→ TASK: The records that follow are to be transcribed in full, without their images.

→ EXTRACTED DATA:
•••••

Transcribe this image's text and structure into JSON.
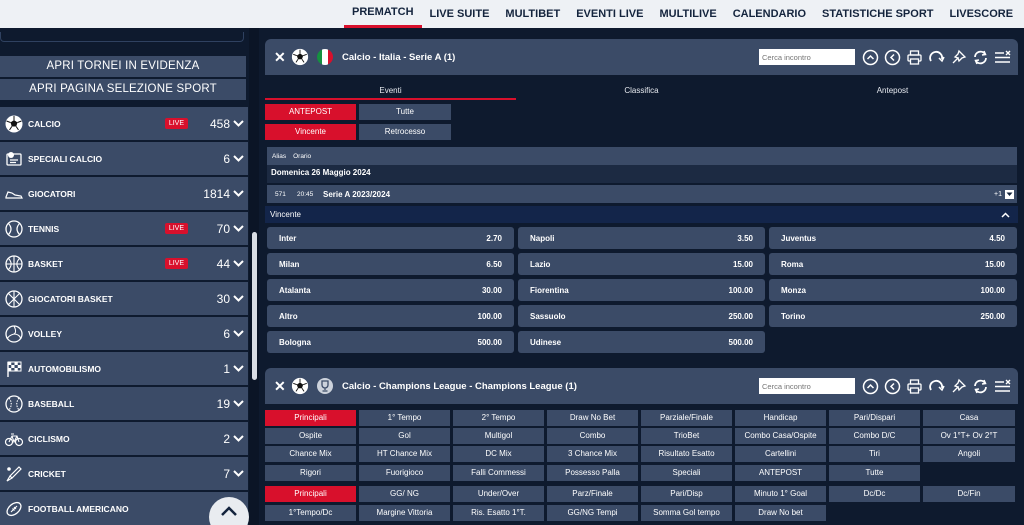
{
  "topnav": {
    "items": [
      "PREMATCH",
      "LIVE SUITE",
      "MULTIBET",
      "EVENTI LIVE",
      "MULTILIVE",
      "CALENDARIO",
      "STATISTICHE SPORT",
      "LIVESCORE"
    ]
  },
  "sidebar": {
    "btn_tornei": "APRI TORNEI IN EVIDENZA",
    "btn_sport": "APRI PAGINA SELEZIONE SPORT",
    "live_label": "LIVE",
    "sports": [
      {
        "name": "CALCIO",
        "count": "458",
        "live": true,
        "icon": "soccer-ball-icon"
      },
      {
        "name": "SPECIALI CALCIO",
        "count": "6",
        "live": false,
        "icon": "special-soccer-icon"
      },
      {
        "name": "GIOCATORI",
        "count": "1814",
        "live": false,
        "icon": "shoe-icon"
      },
      {
        "name": "TENNIS",
        "count": "70",
        "live": true,
        "icon": "tennis-ball-icon"
      },
      {
        "name": "BASKET",
        "count": "44",
        "live": true,
        "icon": "basketball-icon"
      },
      {
        "name": "GIOCATORI BASKET",
        "count": "30",
        "live": false,
        "icon": "basketball-player-icon"
      },
      {
        "name": "VOLLEY",
        "count": "6",
        "live": false,
        "icon": "volleyball-icon"
      },
      {
        "name": "AUTOMOBILISMO",
        "count": "1",
        "live": false,
        "icon": "checkered-flag-icon"
      },
      {
        "name": "BASEBALL",
        "count": "19",
        "live": false,
        "icon": "baseball-icon"
      },
      {
        "name": "CICLISMO",
        "count": "2",
        "live": false,
        "icon": "bicycle-icon"
      },
      {
        "name": "CRICKET",
        "count": "7",
        "live": false,
        "icon": "cricket-bat-icon"
      },
      {
        "name": "FOOTBALL AMERICANO",
        "count": "",
        "live": false,
        "icon": "american-football-icon"
      }
    ]
  },
  "panel1": {
    "title": "Calcio - Italia - Serie A (1)",
    "search_placeholder": "Cerca incontro",
    "tabs": [
      "Eventi",
      "Classifica",
      "Antepost"
    ],
    "filter_row1": [
      "ANTEPOST",
      "Tutte"
    ],
    "filter_row2": [
      "Vincente",
      "Retrocesso"
    ],
    "alias_label": "Alias",
    "orario_label": "Orario",
    "date": "Domenica 26 Maggio 2024",
    "event": {
      "code": "571",
      "time": "20:45",
      "name": "Serie A 2023/2024",
      "more": "+1"
    },
    "market": "Vincente",
    "odds": [
      {
        "team": "Inter",
        "odd": "2.70"
      },
      {
        "team": "Napoli",
        "odd": "3.50"
      },
      {
        "team": "Juventus",
        "odd": "4.50"
      },
      {
        "team": "Milan",
        "odd": "6.50"
      },
      {
        "team": "Lazio",
        "odd": "15.00"
      },
      {
        "team": "Roma",
        "odd": "15.00"
      },
      {
        "team": "Atalanta",
        "odd": "30.00"
      },
      {
        "team": "Fiorentina",
        "odd": "100.00"
      },
      {
        "team": "Monza",
        "odd": "100.00"
      },
      {
        "team": "Altro",
        "odd": "100.00"
      },
      {
        "team": "Sassuolo",
        "odd": "250.00"
      },
      {
        "team": "Torino",
        "odd": "250.00"
      },
      {
        "team": "Bologna",
        "odd": "500.00"
      },
      {
        "team": "Udinese",
        "odd": "500.00"
      }
    ]
  },
  "panel2": {
    "title": "Calcio - Champions League - Champions League (1)",
    "search_placeholder": "Cerca incontro",
    "row1": [
      "Principali",
      "1° Tempo",
      "2° Tempo",
      "Draw No Bet",
      "Parziale/Finale",
      "Handicap",
      "Pari/Dispari",
      "Casa"
    ],
    "row2": [
      "Ospite",
      "Gol",
      "Multigol",
      "Combo",
      "TrioBet",
      "Combo Casa/Ospite",
      "Combo D/C",
      "Ov 1°T+ Ov 2°T"
    ],
    "row3": [
      "Chance Mix",
      "HT Chance Mix",
      "DC Mix",
      "3 Chance Mix",
      "Risultato Esatto",
      "Cartellini",
      "Tiri",
      "Angoli"
    ],
    "row4": [
      "Rigori",
      "Fuorigioco",
      "Falli Commessi",
      "Possesso Palla",
      "Speciali",
      "ANTEPOST",
      "Tutte"
    ],
    "row5": [
      "Principali",
      "GG/ NG",
      "Under/Over",
      "Parz/Finale",
      "Pari/Disp",
      "Minuto 1° Goal",
      "Dc/Dc",
      "Dc/Fin"
    ],
    "row6": [
      "1°Tempo/Dc",
      "Margine Vittoria",
      "Ris. Esatto 1°T.",
      "GG/NG Tempi",
      "Somma Gol tempo",
      "Draw No bet"
    ]
  }
}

•••••

→ CORRECT ANSWER:
Transcribe this image's text and structure into JSON.
{
  "topnav": {
    "items": [
      "PREMATCH",
      "LIVE SUITE",
      "MULTIBET",
      "EVENTI LIVE",
      "MULTILIVE",
      "CALENDARIO",
      "STATISTICHE SPORT",
      "LIVESCORE"
    ]
  },
  "sidebar": {
    "btn_tornei": "APRI TORNEI IN EVIDENZA",
    "btn_sport": "APRI PAGINA SELEZIONE SPORT",
    "live_label": "LIVE",
    "sports": [
      {
        "name": "CALCIO",
        "count": "458",
        "live": true,
        "icon": "soccer-ball-icon"
      },
      {
        "name": "SPECIALI CALCIO",
        "count": "6",
        "live": false,
        "icon": "special-soccer-icon"
      },
      {
        "name": "GIOCATORI",
        "count": "1814",
        "live": false,
        "icon": "shoe-icon"
      },
      {
        "name": "TENNIS",
        "count": "70",
        "live": true,
        "icon": "tennis-ball-icon"
      },
      {
        "name": "BASKET",
        "count": "44",
        "live": true,
        "icon": "basketball-icon"
      },
      {
        "name": "GIOCATORI BASKET",
        "count": "30",
        "live": false,
        "icon": "basketball-player-icon"
      },
      {
        "name": "VOLLEY",
        "count": "6",
        "live": false,
        "icon": "volleyball-icon"
      },
      {
        "name": "AUTOMOBILISMO",
        "count": "1",
        "live": false,
        "icon": "checkered-flag-icon"
      },
      {
        "name": "BASEBALL",
        "count": "19",
        "live": false,
        "icon": "baseball-icon"
      },
      {
        "name": "CICLISMO",
        "count": "2",
        "live": false,
        "icon": "bicycle-icon"
      },
      {
        "name": "CRICKET",
        "count": "7",
        "live": false,
        "icon": "cricket-bat-icon"
      },
      {
        "name": "FOOTBALL AMERICANO",
        "count": "",
        "live": false,
        "icon": "american-football-icon"
      }
    ]
  },
  "panel1": {
    "title": "Calcio - Italia - Serie A (1)",
    "search_placeholder": "Cerca incontro",
    "tabs": [
      "Eventi",
      "Classifica",
      "Antepost"
    ],
    "filter_row1": [
      "ANTEPOST",
      "Tutte"
    ],
    "filter_row2": [
      "Vincente",
      "Retrocesso"
    ],
    "alias_label": "Alias",
    "orario_label": "Orario",
    "date": "Domenica 26 Maggio 2024",
    "event": {
      "code": "571",
      "time": "20:45",
      "name": "Serie A 2023/2024",
      "more": "+1"
    },
    "market": "Vincente",
    "odds": [
      {
        "team": "Inter",
        "odd": "2.70"
      },
      {
        "team": "Napoli",
        "odd": "3.50"
      },
      {
        "team": "Juventus",
        "odd": "4.50"
      },
      {
        "team": "Milan",
        "odd": "6.50"
      },
      {
        "team": "Lazio",
        "odd": "15.00"
      },
      {
        "team": "Roma",
        "odd": "15.00"
      },
      {
        "team": "Atalanta",
        "odd": "30.00"
      },
      {
        "team": "Fiorentina",
        "odd": "100.00"
      },
      {
        "team": "Monza",
        "odd": "100.00"
      },
      {
        "team": "Altro",
        "odd": "100.00"
      },
      {
        "team": "Sassuolo",
        "odd": "250.00"
      },
      {
        "team": "Torino",
        "odd": "250.00"
      },
      {
        "team": "Bologna",
        "odd": "500.00"
      },
      {
        "team": "Udinese",
        "odd": "500.00"
      }
    ]
  },
  "panel2": {
    "title": "Calcio - Champions League - Champions League (1)",
    "search_placeholder": "Cerca incontro",
    "row1": [
      "Principali",
      "1° Tempo",
      "2° Tempo",
      "Draw No Bet",
      "Parziale/Finale",
      "Handicap",
      "Pari/Dispari",
      "Casa"
    ],
    "row2": [
      "Ospite",
      "Gol",
      "Multigol",
      "Combo",
      "TrioBet",
      "Combo Casa/Ospite",
      "Combo D/C",
      "Ov 1°T+ Ov 2°T"
    ],
    "row3": [
      "Chance Mix",
      "HT Chance Mix",
      "DC Mix",
      "3 Chance Mix",
      "Risultato Esatto",
      "Cartellini",
      "Tiri",
      "Angoli"
    ],
    "row4": [
      "Rigori",
      "Fuorigioco",
      "Falli Commessi",
      "Possesso Palla",
      "Speciali",
      "ANTEPOST",
      "Tutte"
    ],
    "row5": [
      "Principali",
      "GG/ NG",
      "Under/Over",
      "Parz/Finale",
      "Pari/Disp",
      "Minuto 1° Goal",
      "Dc/Dc",
      "Dc/Fin"
    ],
    "row6": [
      "1°Tempo/Dc",
      "Margine Vittoria",
      "Ris. Esatto 1°T.",
      "GG/NG Tempi",
      "Somma Gol tempo",
      "Draw No bet"
    ]
  }
}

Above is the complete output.